→ **The request**: Your task is to transcribe all of the records exactly and leave out the pictures.

→ **Data supplied**:
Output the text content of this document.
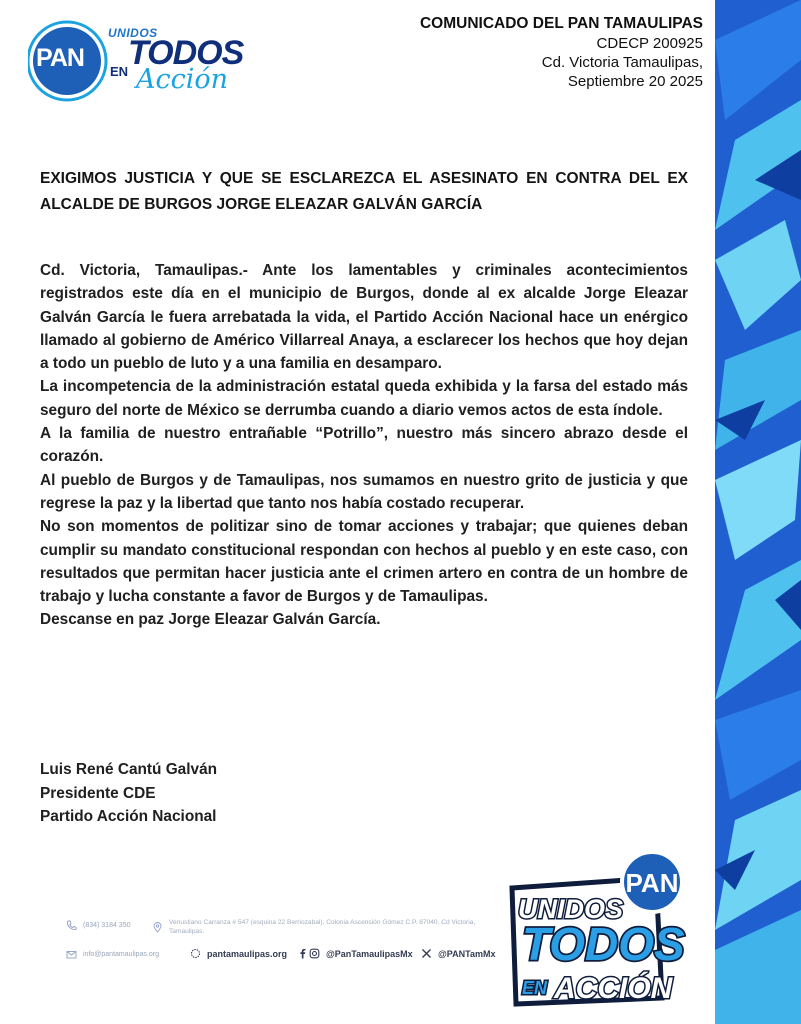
PAN
UNIDOS
TODOS
EN Acción
COMUNICADO DEL PAN TAMAULIPAS
CDECP 200925
Cd. Victoria Tamaulipas,
Septiembre 20 2025
EXIGIMOS JUSTICIA Y QUE SE ESCLAREZCA EL ASESINATO EN CONTRA DEL EX ALCALDE DE BURGOS JORGE ELEAZAR GALVÁN GARCÍA

Cd. Victoria, Tamaulipas.- Ante los lamentables y criminales acontecimientos registrados este día en el municipio de Burgos, donde al ex alcalde Jorge Eleazar Galván García le fuera arrebatada la vida, el Partido Acción Nacional hace un enérgico llamado al gobierno de Américo Villarreal Anaya, a esclarecer los hechos que hoy dejan a todo un pueblo de luto y a una familia en desamparo.

La incompetencia de la administración estatal queda exhibida y la farsa del estado más seguro del norte de México se derrumba cuando a diario vemos actos de esta índole.

A la familia de nuestro entrañable “Potrillo”, nuestro más sincero abrazo desde el corazón.

Al pueblo de Burgos y de Tamaulipas, nos sumamos en nuestro grito de justicia y que regrese la paz y la libertad que tanto nos había costado recuperar.

No son momentos de politizar sino de tomar acciones y trabajar; que quienes deban cumplir su mandato constitucional respondan con hechos al pueblo y en este caso, con resultados que permitan hacer justicia ante el crimen artero en contra de un hombre de trabajo y lucha constante a favor de Burgos y de Tamaulipas.

Descanse en paz Jorge Eleazar Galván García.

Luis René Cantú Galván
Presidente CDE
Partido Acción Nacional
(834) 3184 350	Venustiano Carranza # 547 (esquina 22 Berriozabal). Colonia Ascensión Gómez C.P. 87040. Cd Victoria, Tamaulipas.
info@pantamaulipas.org	pantamaulipas.org	@PanTamaulipasMx	@PANTamMx
PAN
UNIDOS
TODOS
EN ACCIÓN
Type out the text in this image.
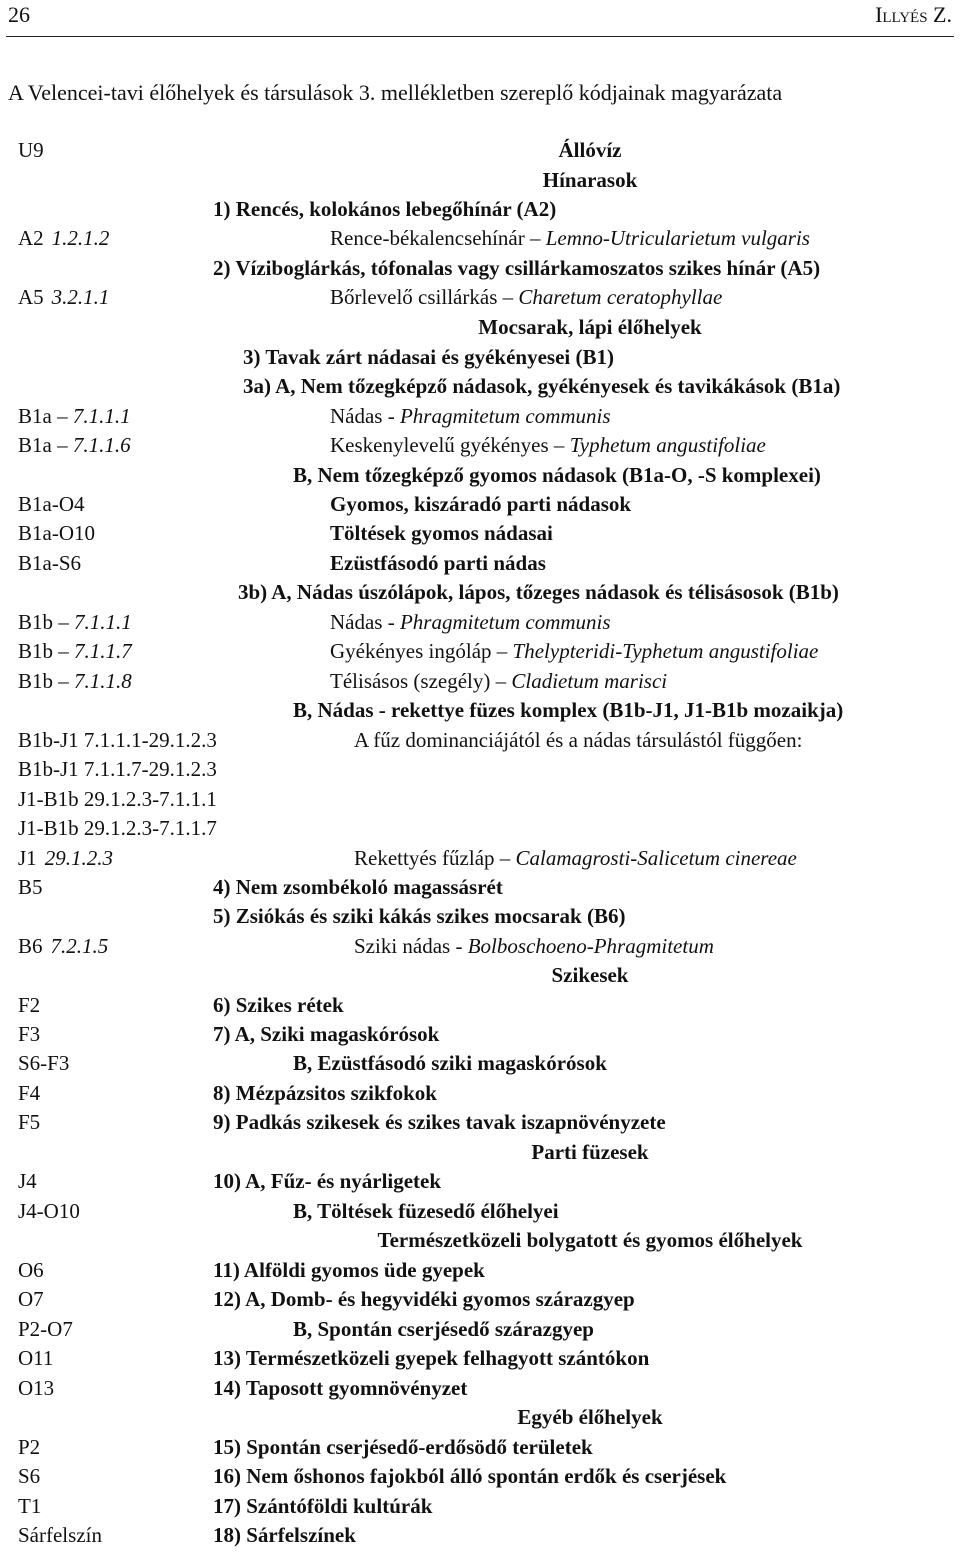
26	Illyés Z.
A Velencei-tavi élőhelyek és társulások 3. mellékletben szereplő kódjainak magyarázata
U9	Állóvíz
Hínarasok
1) Rencés, kolokános lebegőhínár (A2)
A2 1.2.1.2	Rence-békalencsehínár – Lemno-Utricularietum vulgaris
2) Víziboglárkás, tófonalas vagy csillárkamoszatos szikes hínár (A5)
A5 3.2.1.1	Bőrlevelő csillárkás – Charetum ceratophyllae
Mocsarak, lápi élőhelyek
3) Tavak zárt nádasai és gyékényesei (B1)
3a) A, Nem tőzegképző nádasok, gyékényesek és tavikákások (B1a)
B1a – 7.1.1.1	Nádas - Phragmitetum communis
B1a – 7.1.1.6	Keskenylevelű gyékényes – Typhetum angustifoliae
B, Nem tőzegképző gyomos nádasok (B1a-O, -S komplexei)
B1a-O4	Gyomos, kiszáradó parti nádasok
B1a-O10	Töltések gyomos nádasai
B1a-S6	Ezüstfásodó parti nádas
3b) A, Nádas úszólápok, lápos, tőzeges nádasok és télisásosok (B1b)
B1b – 7.1.1.1	Nádas - Phragmitetum communis
B1b – 7.1.1.7	Gyékényes ingóláp – Thelypteridi-Typhetum angustifoliae
B1b – 7.1.1.8	Télisásos (szegély) – Cladietum marisci
B, Nádas - rekettye füzes komplex (B1b-J1, J1-B1b mozaikja)
B1b-J1 7.1.1.1-29.1.2.3	A fűz dominanciájától és a nádas társulástól függően:
B1b-J1 7.1.1.7-29.1.2.3
J1-B1b 29.1.2.3-7.1.1.1
J1-B1b 29.1.2.3-7.1.1.7
J1 29.1.2.3	Rekettyés fűzláp – Calamagrosti-Salicetum cinereae
B5	4) Nem zsombékoló magassásrét
5) Zsiókás és sziki kákás szikes mocsarak (B6)
B6 7.2.1.5	Sziki nádas - Bolboschoeno-Phragmitetum
Szikesek
F2	6) Szikes rétek
F3	7) A, Sziki magaskórósok
S6-F3	B, Ezüstfásodó sziki magaskórósok
F4	8) Mézpázsitos szikfokok
F5	9) Padkás szikesek és szikes tavak iszapnövényzete
Parti füzesek
J4	10) A, Fűz- és nyárligetek
J4-O10	B, Töltések füzesedő élőhelyei
Természetközeli bolygatott és gyomos élőhelyek
O6	11) Alföldi gyomos üde gyepek
O7	12) A, Domb- és hegyvidéki gyomos szárazgyep
P2-O7	B, Spontán cserjésedő szárazgyep
O11	13) Természetközeli gyepek felhagyott szántókon
O13	14) Taposott gyomnövényzet
Egyéb élőhelyek
P2	15) Spontán cserjésedő-erdősödő területek
S6	16) Nem őshonos fajokból álló spontán erdők és cserjések
T1	17) Szántóföldi kultúrák
Sárfelszín	18) Sárfelszínek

→ **Reply to the exercise**:
Output the text content of this document.
PAN
UNIDOS
TODOS
EN Acción
COMUNICADO DEL PAN TAMAULIPAS
CDECP 200925
Cd. Victoria Tamaulipas,
Septiembre 20 2025
EXIGIMOS JUSTICIA Y QUE SE ESCLAREZCA EL ASESINATO EN CONTRA DEL EX ALCALDE DE BURGOS JORGE ELEAZAR GALVÁN GARCÍA

Cd. Victoria, Tamaulipas.- Ante los lamentables y criminales acontecimientos registrados este día en el municipio de Burgos, donde al ex alcalde Jorge Eleazar Galván García le fuera arrebatada la vida, el Partido Acción Nacional hace un enérgico llamado al gobierno de Américo Villarreal Anaya, a esclarecer los hechos que hoy dejan a todo un pueblo de luto y a una familia en desamparo.

La incompetencia de la administración estatal queda exhibida y la farsa del estado más seguro del norte de México se derrumba cuando a diario vemos actos de esta índole.

A la familia de nuestro entrañable “Potrillo”, nuestro más sincero abrazo desde el corazón.

Al pueblo de Burgos y de Tamaulipas, nos sumamos en nuestro grito de justicia y que regrese la paz y la libertad que tanto nos había costado recuperar.

No son momentos de politizar sino de tomar acciones y trabajar; que quienes deban cumplir su mandato constitucional respondan con hechos al pueblo y en este caso, con resultados que permitan hacer justicia ante el crimen artero en contra de un hombre de trabajo y lucha constante a favor de Burgos y de Tamaulipas.

Descanse en paz Jorge Eleazar Galván García.

Luis René Cantú Galván
Presidente CDE
Partido Acción Nacional
(834) 3184 350	Venustiano Carranza # 547 (esquina 22 Berriozabal). Colonia Ascensión Gómez C.P. 87040. Cd Victoria, Tamaulipas.
info@pantamaulipas.org	pantamaulipas.org	@PanTamaulipasMx	@PANTamMx
PAN
UNIDOS
TODOS
EN ACCIÓN
Type out the text in this image.
26	Illyés Z.
A Velencei-tavi élőhelyek és társulások 3. mellékletben szereplő kódjainak magyarázata
U9	Állóvíz
Hínarasok
1) Rencés, kolokános lebegőhínár (A2)
A2 1.2.1.2	Rence-békalencsehínár – Lemno-Utricularietum vulgaris
2) Víziboglárkás, tófonalas vagy csillárkamoszatos szikes hínár (A5)
A5 3.2.1.1	Bőrlevelő csillárkás – Charetum ceratophyllae
Mocsarak, lápi élőhelyek
3) Tavak zárt nádasai és gyékényesei (B1)
3a) A, Nem tőzegképző nádasok, gyékényesek és tavikákások (B1a)
B1a – 7.1.1.1	Nádas - Phragmitetum communis
B1a – 7.1.1.6	Keskenylevelű gyékényes – Typhetum angustifoliae
B, Nem tőzegképző gyomos nádasok (B1a-O, -S komplexei)
B1a-O4	Gyomos, kiszáradó parti nádasok
B1a-O10	Töltések gyomos nádasai
B1a-S6	Ezüstfásodó parti nádas
3b) A, Nádas úszólápok, lápos, tőzeges nádasok és télisásosok (B1b)
B1b – 7.1.1.1	Nádas - Phragmitetum communis
B1b – 7.1.1.7	Gyékényes ingóláp – Thelypteridi-Typhetum angustifoliae
B1b – 7.1.1.8	Télisásos (szegély) – Cladietum marisci
B, Nádas - rekettye füzes komplex (B1b-J1, J1-B1b mozaikja)
B1b-J1 7.1.1.1-29.1.2.3	A fűz dominanciájától és a nádas társulástól függően:
B1b-J1 7.1.1.7-29.1.2.3
J1-B1b 29.1.2.3-7.1.1.1
J1-B1b 29.1.2.3-7.1.1.7
J1 29.1.2.3	Rekettyés fűzláp – Calamagrosti-Salicetum cinereae
B5	4) Nem zsombékoló magassásrét
5) Zsiókás és sziki kákás szikes mocsarak (B6)
B6 7.2.1.5	Sziki nádas - Bolboschoeno-Phragmitetum
Szikesek
F2	6) Szikes rétek
F3	7) A, Sziki magaskórósok
S6-F3	B, Ezüstfásodó sziki magaskórósok
F4	8) Mézpázsitos szikfokok
F5	9) Padkás szikesek és szikes tavak iszapnövényzete
Parti füzesek
J4	10) A, Fűz- és nyárligetek
J4-O10	B, Töltések füzesedő élőhelyei
Természetközeli bolygatott és gyomos élőhelyek
O6	11) Alföldi gyomos üde gyepek
O7	12) A, Domb- és hegyvidéki gyomos szárazgyep
P2-O7	B, Spontán cserjésedő szárazgyep
O11	13) Természetközeli gyepek felhagyott szántókon
O13	14) Taposott gyomnövényzet
Egyéb élőhelyek
P2	15) Spontán cserjésedő-erdősödő területek
S6	16) Nem őshonos fajokból álló spontán erdők és cserjések
T1	17) Szántóföldi kultúrák
Sárfelszín	18) Sárfelszínek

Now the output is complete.